* WRITTEN PROBLEM:
Reproduce all entries word for word.
═══
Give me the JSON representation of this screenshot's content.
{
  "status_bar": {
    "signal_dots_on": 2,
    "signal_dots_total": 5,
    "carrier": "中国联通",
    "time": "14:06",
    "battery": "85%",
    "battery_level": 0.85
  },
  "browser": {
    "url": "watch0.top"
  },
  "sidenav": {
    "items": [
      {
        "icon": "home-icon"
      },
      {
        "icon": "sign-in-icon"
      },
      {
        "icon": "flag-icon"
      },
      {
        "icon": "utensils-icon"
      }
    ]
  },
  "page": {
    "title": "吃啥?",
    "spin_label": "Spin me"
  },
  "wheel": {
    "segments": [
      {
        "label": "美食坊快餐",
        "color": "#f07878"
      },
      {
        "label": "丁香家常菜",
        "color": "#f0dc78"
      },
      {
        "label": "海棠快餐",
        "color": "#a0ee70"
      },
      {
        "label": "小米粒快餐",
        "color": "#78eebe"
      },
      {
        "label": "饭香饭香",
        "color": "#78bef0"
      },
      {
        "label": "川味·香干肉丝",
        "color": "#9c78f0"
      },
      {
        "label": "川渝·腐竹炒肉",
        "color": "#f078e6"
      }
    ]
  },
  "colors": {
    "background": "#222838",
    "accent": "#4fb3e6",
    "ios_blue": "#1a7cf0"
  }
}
═══
* RESPONSE:
Give me the JSON representation of this screenshot's content.
{
  "status_bar": {
    "signal_dots_on": 2,
    "signal_dots_total": 5,
    "carrier": "中国联通",
    "time": "14:06",
    "battery": "85%",
    "battery_level": 0.85
  },
  "browser": {
    "url": "watch0.top"
  },
  "sidenav": {
    "items": [
      {
        "icon": "home-icon"
      },
      {
        "icon": "sign-in-icon"
      },
      {
        "icon": "flag-icon"
      },
      {
        "icon": "utensils-icon"
      }
    ]
  },
  "page": {
    "title": "吃啥?",
    "spin_label": "Spin me"
  },
  "wheel": {
    "segments": [
      {
        "label": "美食坊快餐",
        "color": "#f07878"
      },
      {
        "label": "丁香家常菜",
        "color": "#f0dc78"
      },
      {
        "label": "海棠快餐",
        "color": "#a0ee70"
      },
      {
        "label": "小米粒快餐",
        "color": "#78eebe"
      },
      {
        "label": "饭香饭香",
        "color": "#78bef0"
      },
      {
        "label": "川味·香干肉丝",
        "color": "#9c78f0"
      },
      {
        "label": "川渝·腐竹炒肉",
        "color": "#f078e6"
      }
    ]
  },
  "colors": {
    "background": "#222838",
    "accent": "#4fb3e6",
    "ios_blue": "#1a7cf0"
  }
}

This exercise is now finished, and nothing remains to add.